* [Your objective]:
In your copy, leave out the pictures and repeat the entries below exactly.

--- BEGIN Task material ---

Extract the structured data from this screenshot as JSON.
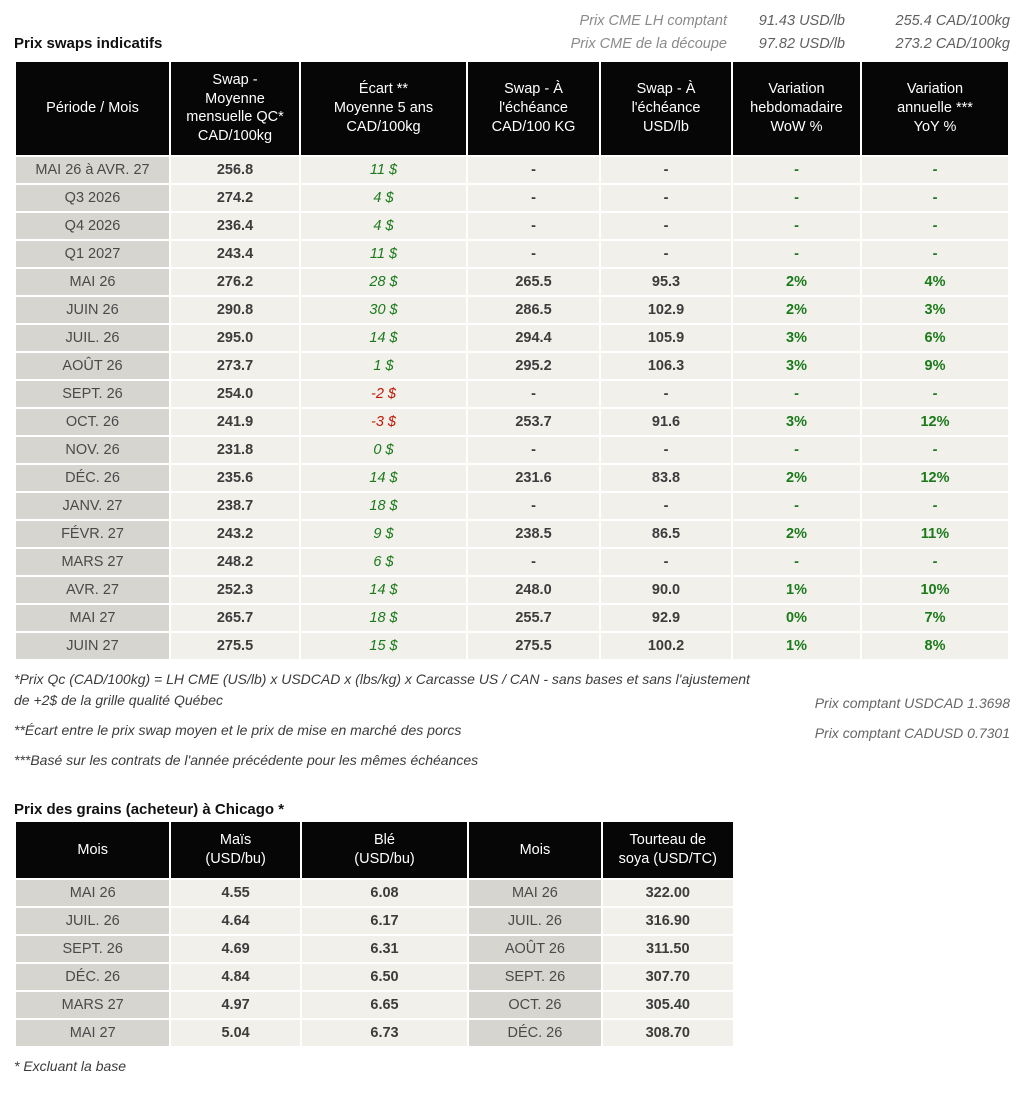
{
  "colors": {
    "positive": "#1b7a1b",
    "negative": "#c21807",
    "header_bg": "#060606",
    "row_bg": "#f1f0ea",
    "period_bg": "#d6d5d0"
  },
  "header": {
    "lines": [
      {
        "label": "Prix CME LH comptant",
        "usd": "91.43 USD/lb",
        "cad": "255.4 CAD/100kg"
      },
      {
        "label": "Prix CME de la découpe",
        "usd": "97.82 USD/lb",
        "cad": "273.2 CAD/100kg"
      }
    ]
  },
  "swaps": {
    "title": "Prix swaps indicatifs",
    "columns": [
      "Période / Mois",
      "Swap -\nMoyenne\nmensuelle QC*\nCAD/100kg",
      "Écart **\nMoyenne 5 ans\nCAD/100kg",
      "Swap - À\nl'échéance\nCAD/100 KG",
      "Swap - À\nl'échéance\nUSD/lb",
      "Variation\nhebdomadaire\nWoW %",
      "Variation\nannuelle ***\nYoY %"
    ],
    "rows": [
      [
        "MAI 26 à  AVR. 27",
        "256.8",
        "11 $",
        "-",
        "-",
        "-",
        "-"
      ],
      [
        "Q3 2026",
        "274.2",
        "4 $",
        "-",
        "-",
        "-",
        "-"
      ],
      [
        "Q4 2026",
        "236.4",
        "4 $",
        "-",
        "-",
        "-",
        "-"
      ],
      [
        "Q1 2027",
        "243.4",
        "11 $",
        "-",
        "-",
        "-",
        "-"
      ],
      [
        "MAI 26",
        "276.2",
        "28 $",
        "265.5",
        "95.3",
        "2%",
        "4%"
      ],
      [
        "JUIN 26",
        "290.8",
        "30 $",
        "286.5",
        "102.9",
        "2%",
        "3%"
      ],
      [
        "JUIL. 26",
        "295.0",
        "14 $",
        "294.4",
        "105.9",
        "3%",
        "6%"
      ],
      [
        "AOÛT 26",
        "273.7",
        "1 $",
        "295.2",
        "106.3",
        "3%",
        "9%"
      ],
      [
        "SEPT. 26",
        "254.0",
        "-2 $",
        "-",
        "-",
        "-",
        "-"
      ],
      [
        "OCT. 26",
        "241.9",
        "-3 $",
        "253.7",
        "91.6",
        "3%",
        "12%"
      ],
      [
        "NOV. 26",
        "231.8",
        "0 $",
        "-",
        "-",
        "-",
        "-"
      ],
      [
        "DÉC. 26",
        "235.6",
        "14 $",
        "231.6",
        "83.8",
        "2%",
        "12%"
      ],
      [
        "JANV. 27",
        "238.7",
        "18 $",
        "-",
        "-",
        "-",
        "-"
      ],
      [
        "FÉVR. 27",
        "243.2",
        "9 $",
        "238.5",
        "86.5",
        "2%",
        "11%"
      ],
      [
        "MARS 27",
        "248.2",
        "6 $",
        "-",
        "-",
        "-",
        "-"
      ],
      [
        "AVR. 27",
        "252.3",
        "14 $",
        "248.0",
        "90.0",
        "1%",
        "10%"
      ],
      [
        "MAI 27",
        "265.7",
        "18 $",
        "255.7",
        "92.9",
        "0%",
        "7%"
      ],
      [
        "JUIN 27",
        "275.5",
        "15 $",
        "275.5",
        "100.2",
        "1%",
        "8%"
      ]
    ]
  },
  "footnotes": {
    "left": [
      "*Prix Qc (CAD/100kg) = LH CME (US/lb) x USDCAD x (lbs/kg) x Carcasse US / CAN - sans bases et sans l'ajustement de +2$ de la grille qualité Québec",
      "**Écart entre le prix swap moyen et le prix de mise en marché des porcs",
      "***Basé sur les contrats de l'année précédente pour les mêmes échéances"
    ],
    "right": [
      "Prix comptant USDCAD 1.3698",
      "Prix comptant CADUSD 0.7301"
    ]
  },
  "grains": {
    "title": "Prix des grains (acheteur) à Chicago *",
    "columns": [
      "Mois",
      "Maïs\n(USD/bu)",
      "Blé\n(USD/bu)",
      "Mois",
      "Tourteau de\nsoya (USD/TC)"
    ],
    "rows": [
      [
        "MAI 26",
        "4.55",
        "6.08",
        "MAI 26",
        "322.00"
      ],
      [
        "JUIL. 26",
        "4.64",
        "6.17",
        "JUIL. 26",
        "316.90"
      ],
      [
        "SEPT. 26",
        "4.69",
        "6.31",
        "AOÛT 26",
        "311.50"
      ],
      [
        "DÉC. 26",
        "4.84",
        "6.50",
        "SEPT. 26",
        "307.70"
      ],
      [
        "MARS 27",
        "4.97",
        "6.65",
        "OCT. 26",
        "305.40"
      ],
      [
        "MAI 27",
        "5.04",
        "6.73",
        "DÉC. 26",
        "308.70"
      ]
    ],
    "footnote": "* Excluant la base"
  }
}
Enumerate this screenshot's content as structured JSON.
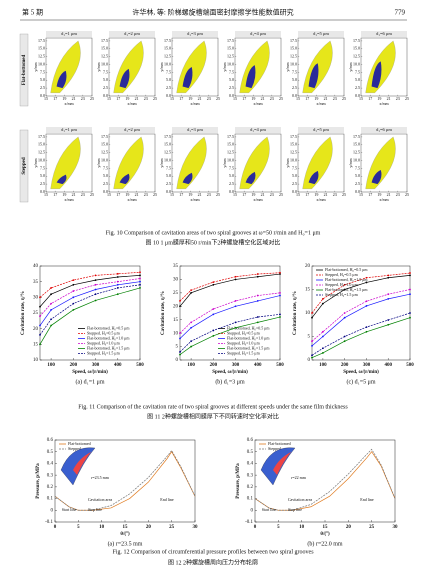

--- END Task material ---

* [Output of the exercise]:
Extract the structured data from this screenshot as JSON.
{
  "colors": {
    "positive": "#1b7a1b",
    "negative": "#c21807",
    "header_bg": "#060606",
    "row_bg": "#f1f0ea",
    "period_bg": "#d6d5d0"
  },
  "header": {
    "lines": [
      {
        "label": "Prix CME LH comptant",
        "usd": "91.43 USD/lb",
        "cad": "255.4 CAD/100kg"
      },
      {
        "label": "Prix CME de la découpe",
        "usd": "97.82 USD/lb",
        "cad": "273.2 CAD/100kg"
      }
    ]
  },
  "swaps": {
    "title": "Prix swaps indicatifs",
    "columns": [
      "Période / Mois",
      "Swap -\nMoyenne\nmensuelle QC*\nCAD/100kg",
      "Écart **\nMoyenne 5 ans\nCAD/100kg",
      "Swap - À\nl'échéance\nCAD/100 KG",
      "Swap - À\nl'échéance\nUSD/lb",
      "Variation\nhebdomadaire\nWoW %",
      "Variation\nannuelle ***\nYoY %"
    ],
    "rows": [
      [
        "MAI 26 à  AVR. 27",
        "256.8",
        "11 $",
        "-",
        "-",
        "-",
        "-"
      ],
      [
        "Q3 2026",
        "274.2",
        "4 $",
        "-",
        "-",
        "-",
        "-"
      ],
      [
        "Q4 2026",
        "236.4",
        "4 $",
        "-",
        "-",
        "-",
        "-"
      ],
      [
        "Q1 2027",
        "243.4",
        "11 $",
        "-",
        "-",
        "-",
        "-"
      ],
      [
        "MAI 26",
        "276.2",
        "28 $",
        "265.5",
        "95.3",
        "2%",
        "4%"
      ],
      [
        "JUIN 26",
        "290.8",
        "30 $",
        "286.5",
        "102.9",
        "2%",
        "3%"
      ],
      [
        "JUIL. 26",
        "295.0",
        "14 $",
        "294.4",
        "105.9",
        "3%",
        "6%"
      ],
      [
        "AOÛT 26",
        "273.7",
        "1 $",
        "295.2",
        "106.3",
        "3%",
        "9%"
      ],
      [
        "SEPT. 26",
        "254.0",
        "-2 $",
        "-",
        "-",
        "-",
        "-"
      ],
      [
        "OCT. 26",
        "241.9",
        "-3 $",
        "253.7",
        "91.6",
        "3%",
        "12%"
      ],
      [
        "NOV. 26",
        "231.8",
        "0 $",
        "-",
        "-",
        "-",
        "-"
      ],
      [
        "DÉC. 26",
        "235.6",
        "14 $",
        "231.6",
        "83.8",
        "2%",
        "12%"
      ],
      [
        "JANV. 27",
        "238.7",
        "18 $",
        "-",
        "-",
        "-",
        "-"
      ],
      [
        "FÉVR. 27",
        "243.2",
        "9 $",
        "238.5",
        "86.5",
        "2%",
        "11%"
      ],
      [
        "MARS 27",
        "248.2",
        "6 $",
        "-",
        "-",
        "-",
        "-"
      ],
      [
        "AVR. 27",
        "252.3",
        "14 $",
        "248.0",
        "90.0",
        "1%",
        "10%"
      ],
      [
        "MAI 27",
        "265.7",
        "18 $",
        "255.7",
        "92.9",
        "0%",
        "7%"
      ],
      [
        "JUIN 27",
        "275.5",
        "15 $",
        "275.5",
        "100.2",
        "1%",
        "8%"
      ]
    ]
  },
  "footnotes": {
    "left": [
      "*Prix Qc (CAD/100kg) = LH CME (US/lb) x USDCAD x (lbs/kg) x Carcasse US / CAN - sans bases et sans l'ajustement de +2$ de la grille qualité Québec",
      "**Écart entre le prix swap moyen et le prix de mise en marché des porcs",
      "***Basé sur les contrats de l'année précédente pour les mêmes échéances"
    ],
    "right": [
      "Prix comptant USDCAD 1.3698",
      "Prix comptant CADUSD 0.7301"
    ]
  },
  "grains": {
    "title": "Prix des grains (acheteur) à Chicago *",
    "columns": [
      "Mois",
      "Maïs\n(USD/bu)",
      "Blé\n(USD/bu)",
      "Mois",
      "Tourteau de\nsoya (USD/TC)"
    ],
    "rows": [
      [
        "MAI 26",
        "4.55",
        "6.08",
        "MAI 26",
        "322.00"
      ],
      [
        "JUIL. 26",
        "4.64",
        "6.17",
        "JUIL. 26",
        "316.90"
      ],
      [
        "SEPT. 26",
        "4.69",
        "6.31",
        "AOÛT 26",
        "311.50"
      ],
      [
        "DÉC. 26",
        "4.84",
        "6.50",
        "SEPT. 26",
        "307.70"
      ],
      [
        "MARS 27",
        "4.97",
        "6.65",
        "OCT. 26",
        "305.40"
      ],
      [
        "MAI 27",
        "5.04",
        "6.73",
        "DÉC. 26",
        "308.70"
      ]
    ],
    "footnote": "* Excluant la base"
  }
}
Enumerate this screenshot's content as structured JSON.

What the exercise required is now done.